(Records excerpted from a collection)
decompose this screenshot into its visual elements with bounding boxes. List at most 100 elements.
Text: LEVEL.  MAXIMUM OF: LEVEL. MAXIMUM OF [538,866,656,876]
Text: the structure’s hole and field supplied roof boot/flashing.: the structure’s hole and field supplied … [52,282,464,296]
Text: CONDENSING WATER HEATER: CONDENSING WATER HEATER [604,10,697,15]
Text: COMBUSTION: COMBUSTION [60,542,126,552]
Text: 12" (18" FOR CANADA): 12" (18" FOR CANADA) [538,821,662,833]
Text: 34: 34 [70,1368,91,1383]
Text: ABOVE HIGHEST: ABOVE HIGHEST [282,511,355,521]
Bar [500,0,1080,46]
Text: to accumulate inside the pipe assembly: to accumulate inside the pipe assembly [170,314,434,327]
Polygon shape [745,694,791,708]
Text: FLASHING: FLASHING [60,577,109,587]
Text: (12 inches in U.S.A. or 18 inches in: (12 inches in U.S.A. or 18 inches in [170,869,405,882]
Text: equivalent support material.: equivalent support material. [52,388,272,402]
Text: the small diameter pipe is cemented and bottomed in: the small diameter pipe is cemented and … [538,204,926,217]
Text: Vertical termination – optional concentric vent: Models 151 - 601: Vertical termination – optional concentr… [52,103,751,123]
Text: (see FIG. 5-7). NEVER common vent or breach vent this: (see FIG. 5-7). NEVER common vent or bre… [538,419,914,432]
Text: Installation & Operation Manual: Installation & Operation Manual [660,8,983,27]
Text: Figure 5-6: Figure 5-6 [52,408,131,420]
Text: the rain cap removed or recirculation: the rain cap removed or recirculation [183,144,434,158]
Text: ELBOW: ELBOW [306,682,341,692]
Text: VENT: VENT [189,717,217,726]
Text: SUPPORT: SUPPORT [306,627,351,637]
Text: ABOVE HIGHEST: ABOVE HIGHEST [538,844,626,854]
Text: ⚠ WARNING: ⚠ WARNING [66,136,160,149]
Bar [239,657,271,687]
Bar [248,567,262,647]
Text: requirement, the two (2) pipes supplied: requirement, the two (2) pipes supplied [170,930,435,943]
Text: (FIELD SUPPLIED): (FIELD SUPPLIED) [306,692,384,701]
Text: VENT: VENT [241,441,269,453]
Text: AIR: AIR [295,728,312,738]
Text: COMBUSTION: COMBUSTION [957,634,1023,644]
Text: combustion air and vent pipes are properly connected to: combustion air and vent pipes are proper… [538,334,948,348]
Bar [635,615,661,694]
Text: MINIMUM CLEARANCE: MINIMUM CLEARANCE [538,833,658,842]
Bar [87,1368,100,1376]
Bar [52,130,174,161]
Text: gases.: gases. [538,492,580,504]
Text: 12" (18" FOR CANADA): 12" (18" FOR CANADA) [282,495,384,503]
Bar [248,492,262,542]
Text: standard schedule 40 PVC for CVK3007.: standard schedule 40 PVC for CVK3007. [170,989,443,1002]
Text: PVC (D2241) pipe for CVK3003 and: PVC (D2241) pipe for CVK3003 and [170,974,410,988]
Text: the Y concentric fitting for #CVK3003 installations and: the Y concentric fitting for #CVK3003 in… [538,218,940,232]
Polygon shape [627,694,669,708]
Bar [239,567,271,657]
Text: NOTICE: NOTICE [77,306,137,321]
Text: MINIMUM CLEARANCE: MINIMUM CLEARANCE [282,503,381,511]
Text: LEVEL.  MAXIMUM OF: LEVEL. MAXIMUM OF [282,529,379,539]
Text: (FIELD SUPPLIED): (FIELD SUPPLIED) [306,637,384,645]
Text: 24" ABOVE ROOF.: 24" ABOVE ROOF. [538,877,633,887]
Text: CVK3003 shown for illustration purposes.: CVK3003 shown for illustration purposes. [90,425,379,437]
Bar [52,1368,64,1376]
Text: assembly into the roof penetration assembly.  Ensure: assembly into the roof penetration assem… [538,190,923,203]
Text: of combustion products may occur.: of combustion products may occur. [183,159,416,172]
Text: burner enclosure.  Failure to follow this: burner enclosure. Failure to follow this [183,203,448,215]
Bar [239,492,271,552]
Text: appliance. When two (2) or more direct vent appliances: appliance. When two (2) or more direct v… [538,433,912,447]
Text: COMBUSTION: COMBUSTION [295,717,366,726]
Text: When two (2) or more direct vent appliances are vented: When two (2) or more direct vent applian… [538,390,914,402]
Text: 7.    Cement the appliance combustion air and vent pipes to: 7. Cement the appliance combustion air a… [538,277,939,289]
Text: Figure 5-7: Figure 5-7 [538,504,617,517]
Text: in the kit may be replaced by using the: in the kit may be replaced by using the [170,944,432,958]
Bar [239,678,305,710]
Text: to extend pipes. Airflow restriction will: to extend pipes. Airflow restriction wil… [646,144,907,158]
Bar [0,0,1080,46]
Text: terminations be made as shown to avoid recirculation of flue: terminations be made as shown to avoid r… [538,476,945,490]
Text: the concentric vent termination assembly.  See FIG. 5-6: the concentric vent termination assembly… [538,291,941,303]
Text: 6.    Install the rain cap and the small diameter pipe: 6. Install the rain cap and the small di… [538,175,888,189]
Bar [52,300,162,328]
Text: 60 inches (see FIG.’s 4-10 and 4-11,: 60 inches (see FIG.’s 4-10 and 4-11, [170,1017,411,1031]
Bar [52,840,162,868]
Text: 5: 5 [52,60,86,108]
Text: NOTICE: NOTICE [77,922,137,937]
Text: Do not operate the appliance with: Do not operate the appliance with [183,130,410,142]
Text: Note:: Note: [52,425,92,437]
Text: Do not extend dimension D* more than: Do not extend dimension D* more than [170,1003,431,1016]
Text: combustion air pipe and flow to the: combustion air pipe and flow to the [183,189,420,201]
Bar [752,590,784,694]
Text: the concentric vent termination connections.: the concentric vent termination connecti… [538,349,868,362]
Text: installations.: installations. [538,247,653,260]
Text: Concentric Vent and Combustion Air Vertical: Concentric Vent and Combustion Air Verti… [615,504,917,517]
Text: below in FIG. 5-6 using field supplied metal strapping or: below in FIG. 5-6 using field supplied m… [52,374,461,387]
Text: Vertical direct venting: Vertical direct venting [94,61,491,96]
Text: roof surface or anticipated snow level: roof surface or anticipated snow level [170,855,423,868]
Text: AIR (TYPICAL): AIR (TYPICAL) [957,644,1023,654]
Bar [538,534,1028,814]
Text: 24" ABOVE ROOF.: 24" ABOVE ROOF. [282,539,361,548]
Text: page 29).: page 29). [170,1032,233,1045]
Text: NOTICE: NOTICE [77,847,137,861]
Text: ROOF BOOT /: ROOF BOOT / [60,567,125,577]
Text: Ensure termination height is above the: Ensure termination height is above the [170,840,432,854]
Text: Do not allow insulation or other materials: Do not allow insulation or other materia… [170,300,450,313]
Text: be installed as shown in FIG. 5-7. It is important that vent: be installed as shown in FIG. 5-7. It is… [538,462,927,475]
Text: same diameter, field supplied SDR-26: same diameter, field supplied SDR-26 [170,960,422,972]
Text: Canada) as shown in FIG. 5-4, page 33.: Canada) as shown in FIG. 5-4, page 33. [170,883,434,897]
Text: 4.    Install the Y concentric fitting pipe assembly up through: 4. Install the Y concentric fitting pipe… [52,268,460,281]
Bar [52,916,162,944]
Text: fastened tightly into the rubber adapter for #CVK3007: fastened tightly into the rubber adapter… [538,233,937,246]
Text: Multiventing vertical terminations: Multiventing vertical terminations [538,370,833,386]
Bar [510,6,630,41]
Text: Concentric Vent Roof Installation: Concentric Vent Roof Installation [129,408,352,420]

• The problem:
Swap "rain cap" for "storm cap" throughout the lines above, leaving everything else unchanged.

• Written solution:
decompose this screenshot into its visual elements with bounding boxes. List at most 100 elements.
Text: LEVEL.  MAXIMUM OF: LEVEL. MAXIMUM OF [538,866,656,876]
Text: the structure’s hole and field supplied roof boot/flashing.: the structure’s hole and field supplied … [52,282,464,296]
Text: CONDENSING WATER HEATER: CONDENSING WATER HEATER [604,10,697,15]
Text: COMBUSTION: COMBUSTION [60,542,126,552]
Text: 12" (18" FOR CANADA): 12" (18" FOR CANADA) [538,821,662,833]
Text: 34: 34 [70,1368,91,1383]
Text: ABOVE HIGHEST: ABOVE HIGHEST [282,511,355,521]
Bar [500,0,1080,46]
Text: to accumulate inside the pipe assembly: to accumulate inside the pipe assembly [170,314,434,327]
Polygon shape [745,694,791,708]
Text: FLASHING: FLASHING [60,577,109,587]
Text: (12 inches in U.S.A. or 18 inches in: (12 inches in U.S.A. or 18 inches in [170,869,405,882]
Text: equivalent support material.: equivalent support material. [52,388,272,402]
Text: the small diameter pipe is cemented and bottomed in: the small diameter pipe is cemented and … [538,204,926,217]
Text: Vertical termination – optional concentric vent: Models 151 - 601: Vertical termination – optional concentr… [52,103,751,123]
Text: (see FIG. 5-7). NEVER common vent or breach vent this: (see FIG. 5-7). NEVER common vent or bre… [538,419,914,432]
Text: Installation & Operation Manual: Installation & Operation Manual [660,8,983,27]
Text: Figure 5-6: Figure 5-6 [52,408,131,420]
Text: the storm cap removed or recirculation: the storm cap removed or recirculation [183,144,434,158]
Text: ELBOW: ELBOW [306,682,341,692]
Text: VENT: VENT [189,717,217,726]
Text: SUPPORT: SUPPORT [306,627,351,637]
Text: ABOVE HIGHEST: ABOVE HIGHEST [538,844,626,854]
Text: ⚠ WARNING: ⚠ WARNING [66,136,160,149]
Bar [239,657,271,687]
Bar [248,567,262,647]
Text: requirement, the two (2) pipes supplied: requirement, the two (2) pipes supplied [170,930,435,943]
Text: (FIELD SUPPLIED): (FIELD SUPPLIED) [306,692,384,701]
Text: VENT: VENT [241,441,269,453]
Text: AIR: AIR [295,728,312,738]
Text: COMBUSTION: COMBUSTION [957,634,1023,644]
Text: combustion air and vent pipes are properly connected to: combustion air and vent pipes are proper… [538,334,948,348]
Bar [635,615,661,694]
Text: MINIMUM CLEARANCE: MINIMUM CLEARANCE [538,833,658,842]
Bar [87,1368,100,1376]
Bar [52,130,174,161]
Text: gases.: gases. [538,492,580,504]
Text: 12" (18" FOR CANADA): 12" (18" FOR CANADA) [282,495,384,503]
Bar [248,492,262,542]
Text: standard schedule 40 PVC for CVK3007.: standard schedule 40 PVC for CVK3007. [170,989,443,1002]
Text: PVC (D2241) pipe for CVK3003 and: PVC (D2241) pipe for CVK3003 and [170,974,410,988]
Text: the Y concentric fitting for #CVK3003 installations and: the Y concentric fitting for #CVK3003 in… [538,218,940,232]
Polygon shape [627,694,669,708]
Bar [239,567,271,657]
Text: NOTICE: NOTICE [77,306,137,321]
Text: MINIMUM CLEARANCE: MINIMUM CLEARANCE [282,503,381,511]
Text: LEVEL.  MAXIMUM OF: LEVEL. MAXIMUM OF [282,529,379,539]
Text: (FIELD SUPPLIED): (FIELD SUPPLIED) [306,637,384,645]
Text: 24" ABOVE ROOF.: 24" ABOVE ROOF. [538,877,633,887]
Text: CVK3003 shown for illustration purposes.: CVK3003 shown for illustration purposes. [90,425,379,437]
Bar [52,1368,64,1376]
Text: assembly into the roof penetration assembly.  Ensure: assembly into the roof penetration assem… [538,190,923,203]
Text: of combustion products may occur.: of combustion products may occur. [183,159,416,172]
Text: burner enclosure.  Failure to follow this: burner enclosure. Failure to follow this [183,203,448,215]
Bar [239,492,271,552]
Text: appliance. When two (2) or more direct vent appliances: appliance. When two (2) or more direct v… [538,433,912,447]
Text: COMBUSTION: COMBUSTION [295,717,366,726]
Text: When two (2) or more direct vent appliances are vented: When two (2) or more direct vent applian… [538,390,914,402]
Text: 7.    Cement the appliance combustion air and vent pipes to: 7. Cement the appliance combustion air a… [538,277,939,289]
Text: Figure 5-7: Figure 5-7 [538,504,617,517]
Text: in the kit may be replaced by using the: in the kit may be replaced by using the [170,944,432,958]
Bar [239,678,305,710]
Text: to extend pipes. Airflow restriction will: to extend pipes. Airflow restriction wil… [646,144,907,158]
Bar [0,0,1080,46]
Text: terminations be made as shown to avoid recirculation of flue: terminations be made as shown to avoid r… [538,476,945,490]
Text: the concentric vent termination assembly.  See FIG. 5-6: the concentric vent termination assembly… [538,291,941,303]
Text: 6.    Install the storm cap and the small diameter pipe: 6. Install the storm cap and the small di… [538,175,888,189]
Bar [52,300,162,328]
Text: 60 inches (see FIG.’s 4-10 and 4-11,: 60 inches (see FIG.’s 4-10 and 4-11, [170,1017,411,1031]
Bar [52,840,162,868]
Text: 5: 5 [52,60,86,108]
Text: NOTICE: NOTICE [77,922,137,937]
Text: Do not operate the appliance with: Do not operate the appliance with [183,130,410,142]
Text: Note:: Note: [52,425,92,437]
Text: Do not extend dimension D* more than: Do not extend dimension D* more than [170,1003,431,1016]
Text: combustion air pipe and flow to the: combustion air pipe and flow to the [183,189,420,201]
Bar [752,590,784,694]
Text: the concentric vent termination connections.: the concentric vent termination connecti… [538,349,868,362]
Text: installations.: installations. [538,247,653,260]
Text: Concentric Vent and Combustion Air Vertical: Concentric Vent and Combustion Air Verti… [615,504,917,517]
Text: below in FIG. 5-6 using field supplied metal strapping or: below in FIG. 5-6 using field supplied m… [52,374,461,387]
Text: Vertical direct venting: Vertical direct venting [94,61,491,96]
Text: roof surface or anticipated snow level: roof surface or anticipated snow level [170,855,423,868]
Text: AIR (TYPICAL): AIR (TYPICAL) [957,644,1023,654]
Bar [538,534,1028,814]
Text: 24" ABOVE ROOF.: 24" ABOVE ROOF. [282,539,361,548]
Text: page 29).: page 29). [170,1032,233,1045]
Text: NOTICE: NOTICE [77,847,137,861]
Text: ROOF BOOT /: ROOF BOOT / [60,567,125,577]
Text: Ensure termination height is above the: Ensure termination height is above the [170,840,432,854]
Text: Do not allow insulation or other materials: Do not allow insulation or other materia… [170,300,450,313]
Text: be installed as shown in FIG. 5-7. It is important that vent: be installed as shown in FIG. 5-7. It is… [538,462,927,475]
Text: same diameter, field supplied SDR-26: same diameter, field supplied SDR-26 [170,960,422,972]
Text: Canada) as shown in FIG. 5-4, page 33.: Canada) as shown in FIG. 5-4, page 33. [170,883,434,897]
Text: 4.    Install the Y concentric fitting pipe assembly up through: 4. Install the Y concentric fitting pipe… [52,268,460,281]
Bar [52,916,162,944]
Text: fastened tightly into the rubber adapter for #CVK3007: fastened tightly into the rubber adapter… [538,233,937,246]
Text: Multiventing vertical terminations: Multiventing vertical terminations [538,370,833,386]
Bar [510,6,630,41]
Text: Concentric Vent Roof Installation: Concentric Vent Roof Installation [129,408,352,420]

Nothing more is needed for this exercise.